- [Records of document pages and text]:

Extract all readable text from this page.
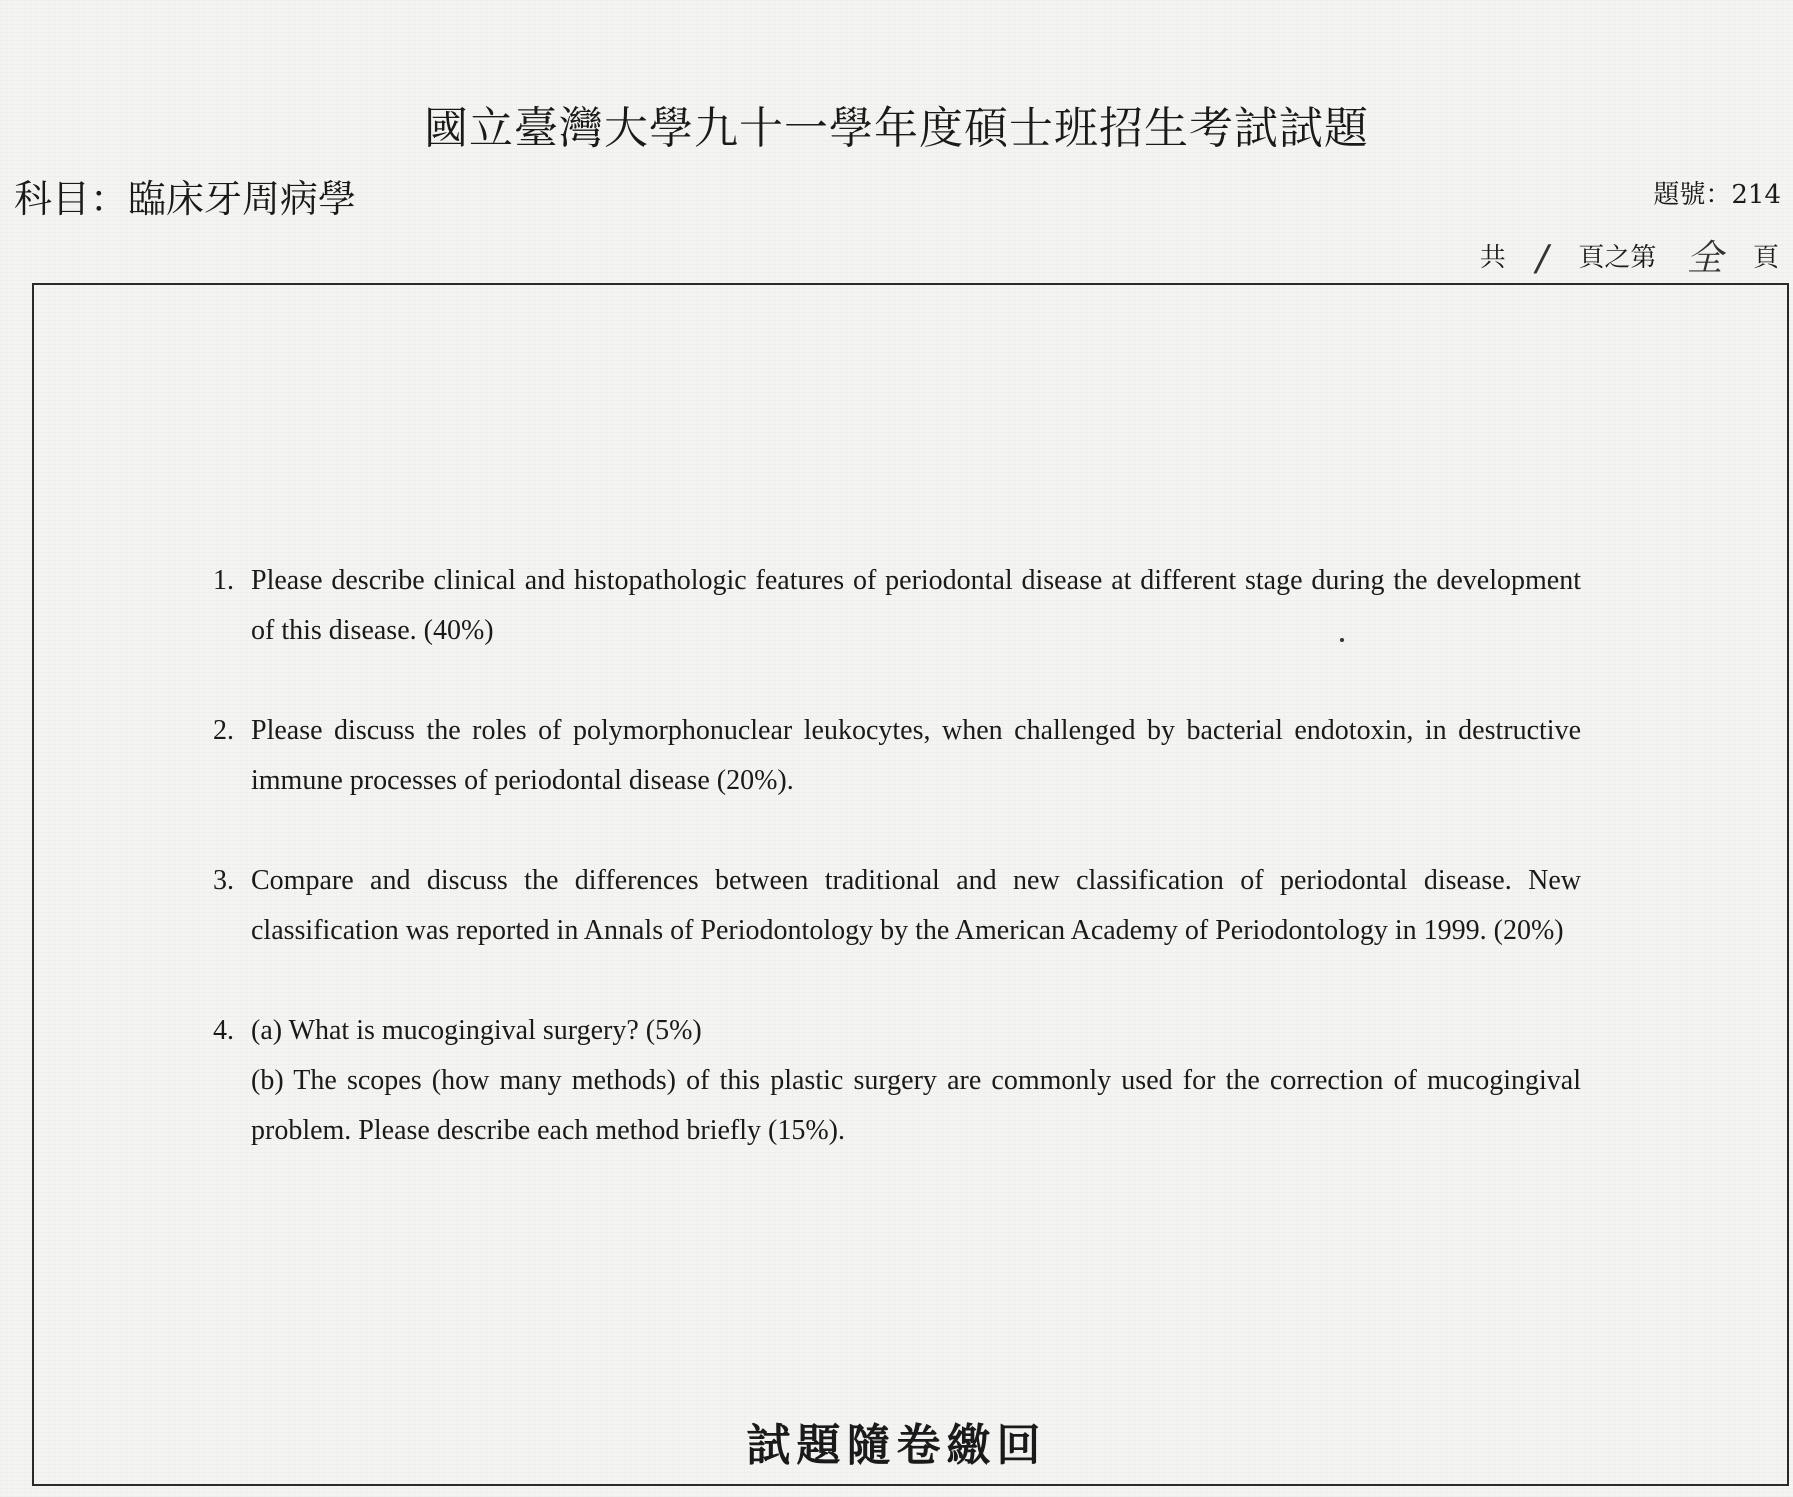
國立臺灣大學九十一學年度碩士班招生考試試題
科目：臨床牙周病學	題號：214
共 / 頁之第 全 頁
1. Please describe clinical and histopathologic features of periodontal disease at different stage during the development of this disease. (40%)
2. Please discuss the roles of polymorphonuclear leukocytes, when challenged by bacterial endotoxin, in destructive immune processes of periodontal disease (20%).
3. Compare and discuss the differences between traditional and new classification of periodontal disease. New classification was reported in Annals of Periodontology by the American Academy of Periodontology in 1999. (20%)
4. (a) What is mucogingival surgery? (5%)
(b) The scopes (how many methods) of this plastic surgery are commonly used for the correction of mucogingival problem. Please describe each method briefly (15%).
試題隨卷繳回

- [Exercise description]:
With the images excluded, reproduce the data above precisely as written.

- [Response below]:
Extract all readable text from this page.
國立臺灣大學九十一學年度碩士班招生考試試題
科目：臨床牙周病學	題號：214
共 / 頁之第 全 頁
1. Please describe clinical and histopathologic features of periodontal disease at different stage during the development of this disease. (40%)
2. Please discuss the roles of polymorphonuclear leukocytes, when challenged by bacterial endotoxin, in destructive immune processes of periodontal disease (20%).
3. Compare and discuss the differences between traditional and new classification of periodontal disease. New classification was reported in Annals of Periodontology by the American Academy of Periodontology in 1999. (20%)
4. (a) What is mucogingival surgery? (5%)
(b) The scopes (how many methods) of this plastic surgery are commonly used for the correction of mucogingival problem. Please describe each method briefly (15%).
試題隨卷繳回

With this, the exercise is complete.